-- Begin --

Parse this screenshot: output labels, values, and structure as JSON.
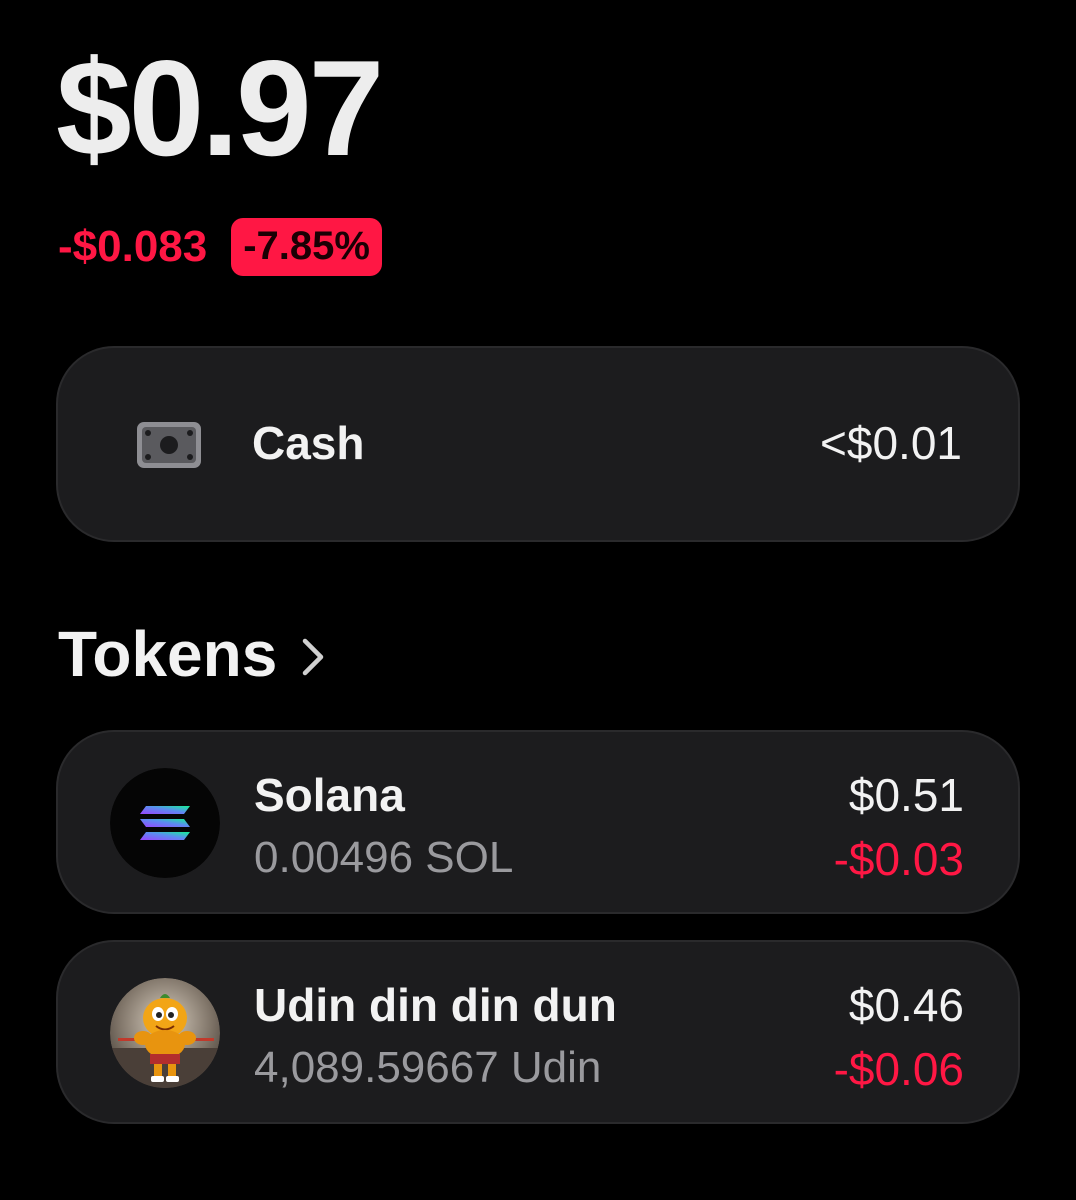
{
  "portfolio": {
    "balance": "$0.97",
    "change_amount": "-$0.083",
    "change_percent": "-7.85%"
  },
  "cash": {
    "icon": "cash-icon",
    "label": "Cash",
    "value": "<$0.01"
  },
  "tokens_section": {
    "title": "Tokens",
    "icon": "chevron-right-icon"
  },
  "tokens": [
    {
      "name": "Solana",
      "amount": "0.00496 SOL",
      "value": "$0.51",
      "change": "-$0.03",
      "icon": "solana-logo-icon"
    },
    {
      "name": "Udin din din dun",
      "amount": "4,089.59667 Udin",
      "value": "$0.46",
      "change": "-$0.06",
      "icon": "udin-token-avatar"
    }
  ],
  "colors": {
    "background": "#000000",
    "card": "#1c1c1e",
    "negative": "#ff1744",
    "text_primary": "#f2f2f2",
    "text_secondary": "#9a9a9e"
  }
}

-- End --

*STATED EXERCISE:*
Copy all the entries word for word. Omit any pictures.

*COMPLETE RESPONSE:*
Parse this screenshot: output labels, values, and structure as JSON.
{
  "portfolio": {
    "balance": "$0.97",
    "change_amount": "-$0.083",
    "change_percent": "-7.85%"
  },
  "cash": {
    "icon": "cash-icon",
    "label": "Cash",
    "value": "<$0.01"
  },
  "tokens_section": {
    "title": "Tokens",
    "icon": "chevron-right-icon"
  },
  "tokens": [
    {
      "name": "Solana",
      "amount": "0.00496 SOL",
      "value": "$0.51",
      "change": "-$0.03",
      "icon": "solana-logo-icon"
    },
    {
      "name": "Udin din din dun",
      "amount": "4,089.59667 Udin",
      "value": "$0.46",
      "change": "-$0.06",
      "icon": "udin-token-avatar"
    }
  ],
  "colors": {
    "background": "#000000",
    "card": "#1c1c1e",
    "negative": "#ff1744",
    "text_primary": "#f2f2f2",
    "text_secondary": "#9a9a9e"
  }
}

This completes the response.